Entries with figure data
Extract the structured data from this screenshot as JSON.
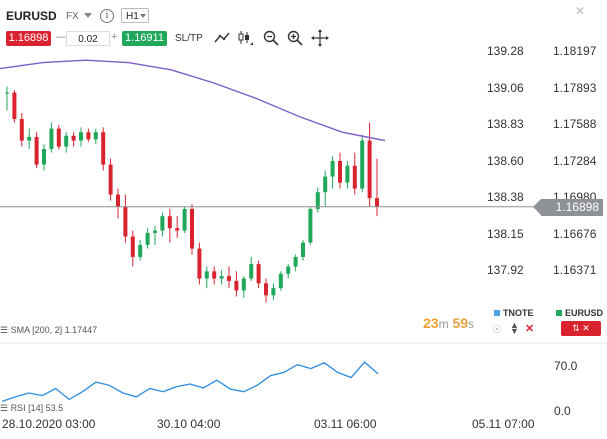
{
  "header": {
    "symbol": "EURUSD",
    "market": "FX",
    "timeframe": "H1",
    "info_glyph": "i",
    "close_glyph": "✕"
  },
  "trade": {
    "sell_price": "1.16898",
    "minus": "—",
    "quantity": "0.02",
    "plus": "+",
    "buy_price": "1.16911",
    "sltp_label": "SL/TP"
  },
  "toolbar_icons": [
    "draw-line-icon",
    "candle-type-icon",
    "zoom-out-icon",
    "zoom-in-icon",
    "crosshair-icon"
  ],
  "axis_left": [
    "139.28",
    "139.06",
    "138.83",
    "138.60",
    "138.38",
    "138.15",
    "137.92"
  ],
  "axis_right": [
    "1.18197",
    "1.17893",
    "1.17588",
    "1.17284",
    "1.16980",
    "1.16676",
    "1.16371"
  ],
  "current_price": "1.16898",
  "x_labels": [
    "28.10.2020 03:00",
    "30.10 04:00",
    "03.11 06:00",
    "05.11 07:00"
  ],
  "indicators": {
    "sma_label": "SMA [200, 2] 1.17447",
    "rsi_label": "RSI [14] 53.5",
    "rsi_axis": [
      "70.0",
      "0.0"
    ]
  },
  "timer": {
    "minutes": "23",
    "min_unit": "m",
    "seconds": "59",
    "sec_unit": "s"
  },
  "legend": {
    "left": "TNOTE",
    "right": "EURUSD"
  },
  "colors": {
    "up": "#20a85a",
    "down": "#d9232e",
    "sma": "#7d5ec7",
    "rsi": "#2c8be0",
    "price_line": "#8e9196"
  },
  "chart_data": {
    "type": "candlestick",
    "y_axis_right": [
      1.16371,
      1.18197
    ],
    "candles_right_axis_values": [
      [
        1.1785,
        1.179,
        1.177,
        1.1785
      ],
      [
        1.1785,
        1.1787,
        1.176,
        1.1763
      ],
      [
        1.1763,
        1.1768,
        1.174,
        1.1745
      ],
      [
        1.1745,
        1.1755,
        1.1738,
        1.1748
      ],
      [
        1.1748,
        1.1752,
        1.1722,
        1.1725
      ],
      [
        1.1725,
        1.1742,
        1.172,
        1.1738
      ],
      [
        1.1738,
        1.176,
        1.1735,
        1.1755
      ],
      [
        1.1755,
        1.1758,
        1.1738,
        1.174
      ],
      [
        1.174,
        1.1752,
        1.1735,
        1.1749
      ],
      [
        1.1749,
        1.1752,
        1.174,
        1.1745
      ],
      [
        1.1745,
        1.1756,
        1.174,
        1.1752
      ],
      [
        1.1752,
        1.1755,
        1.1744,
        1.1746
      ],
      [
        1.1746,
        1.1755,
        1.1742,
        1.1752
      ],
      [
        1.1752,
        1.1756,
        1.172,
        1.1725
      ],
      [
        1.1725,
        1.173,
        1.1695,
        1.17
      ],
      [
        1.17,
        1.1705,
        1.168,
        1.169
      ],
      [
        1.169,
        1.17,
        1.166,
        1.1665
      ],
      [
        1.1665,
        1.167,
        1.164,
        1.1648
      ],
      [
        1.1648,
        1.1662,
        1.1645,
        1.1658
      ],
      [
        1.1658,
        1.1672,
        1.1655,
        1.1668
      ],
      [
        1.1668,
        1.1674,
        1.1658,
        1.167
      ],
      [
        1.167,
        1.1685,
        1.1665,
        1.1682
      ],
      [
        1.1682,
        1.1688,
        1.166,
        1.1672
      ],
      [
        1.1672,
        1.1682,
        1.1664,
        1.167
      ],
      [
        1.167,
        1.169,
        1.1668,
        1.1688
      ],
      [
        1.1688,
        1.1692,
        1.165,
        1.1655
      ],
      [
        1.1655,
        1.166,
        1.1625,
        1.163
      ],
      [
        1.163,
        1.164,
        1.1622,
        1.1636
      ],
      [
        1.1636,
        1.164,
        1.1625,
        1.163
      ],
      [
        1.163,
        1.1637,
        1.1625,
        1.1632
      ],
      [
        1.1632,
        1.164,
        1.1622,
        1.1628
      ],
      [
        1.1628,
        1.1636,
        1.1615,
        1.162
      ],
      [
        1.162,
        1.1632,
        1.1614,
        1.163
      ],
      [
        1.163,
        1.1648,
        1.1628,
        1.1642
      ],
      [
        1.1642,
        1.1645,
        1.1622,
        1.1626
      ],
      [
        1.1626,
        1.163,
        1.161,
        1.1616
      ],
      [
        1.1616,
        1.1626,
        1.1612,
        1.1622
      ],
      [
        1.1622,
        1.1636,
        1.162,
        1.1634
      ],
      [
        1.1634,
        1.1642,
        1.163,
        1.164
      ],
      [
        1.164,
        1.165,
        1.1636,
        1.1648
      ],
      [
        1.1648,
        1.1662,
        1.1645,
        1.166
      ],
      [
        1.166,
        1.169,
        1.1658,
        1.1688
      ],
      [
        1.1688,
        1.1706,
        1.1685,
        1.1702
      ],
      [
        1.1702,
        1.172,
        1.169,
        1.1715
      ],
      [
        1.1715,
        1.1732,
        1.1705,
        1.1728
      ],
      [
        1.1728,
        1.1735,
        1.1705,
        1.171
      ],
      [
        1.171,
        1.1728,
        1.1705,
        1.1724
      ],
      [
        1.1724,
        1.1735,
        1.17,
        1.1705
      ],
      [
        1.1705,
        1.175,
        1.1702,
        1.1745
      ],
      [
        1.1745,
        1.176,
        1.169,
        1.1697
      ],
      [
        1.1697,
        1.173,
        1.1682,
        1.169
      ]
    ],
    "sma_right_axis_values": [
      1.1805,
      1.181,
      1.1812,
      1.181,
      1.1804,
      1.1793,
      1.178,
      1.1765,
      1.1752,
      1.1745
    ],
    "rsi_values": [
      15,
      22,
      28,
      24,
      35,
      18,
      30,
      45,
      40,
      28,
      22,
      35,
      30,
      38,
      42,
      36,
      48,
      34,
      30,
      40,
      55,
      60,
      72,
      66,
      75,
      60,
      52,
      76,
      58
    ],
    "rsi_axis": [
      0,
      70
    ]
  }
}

...

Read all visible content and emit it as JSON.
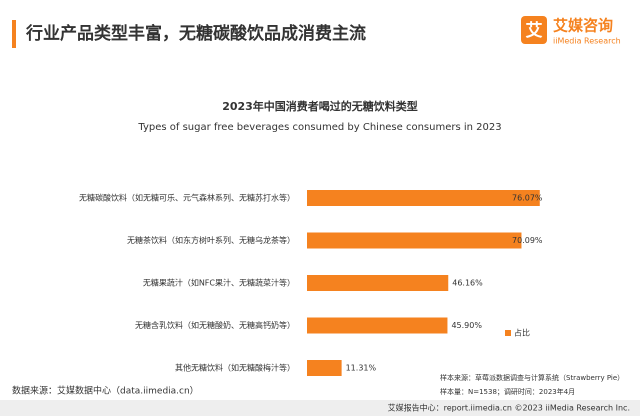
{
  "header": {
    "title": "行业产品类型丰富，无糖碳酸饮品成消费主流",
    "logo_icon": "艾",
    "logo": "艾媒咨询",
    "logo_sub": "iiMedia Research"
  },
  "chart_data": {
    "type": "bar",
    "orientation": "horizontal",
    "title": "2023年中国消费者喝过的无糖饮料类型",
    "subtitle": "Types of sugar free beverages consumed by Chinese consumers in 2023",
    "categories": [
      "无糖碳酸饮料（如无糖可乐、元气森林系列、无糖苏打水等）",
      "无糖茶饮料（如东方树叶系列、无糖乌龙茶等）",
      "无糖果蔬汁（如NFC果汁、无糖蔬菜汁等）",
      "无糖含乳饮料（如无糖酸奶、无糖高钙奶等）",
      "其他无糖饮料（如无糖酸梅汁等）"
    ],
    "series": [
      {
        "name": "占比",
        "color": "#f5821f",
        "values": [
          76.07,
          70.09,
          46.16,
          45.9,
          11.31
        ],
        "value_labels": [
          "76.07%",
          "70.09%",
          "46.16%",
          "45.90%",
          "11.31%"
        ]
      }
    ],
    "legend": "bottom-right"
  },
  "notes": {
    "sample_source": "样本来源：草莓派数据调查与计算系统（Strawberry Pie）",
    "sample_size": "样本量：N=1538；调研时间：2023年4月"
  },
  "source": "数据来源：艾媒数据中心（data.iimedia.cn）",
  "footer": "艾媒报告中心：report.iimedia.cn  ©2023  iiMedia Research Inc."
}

### DESCRIPTION OF THE TASK
Where a line in the entries holds the word "JSON", copy that line.

### TASK OUTPUT
Extract the structured data from this screenshot as JSON.
Read all visible content and emit it as JSON.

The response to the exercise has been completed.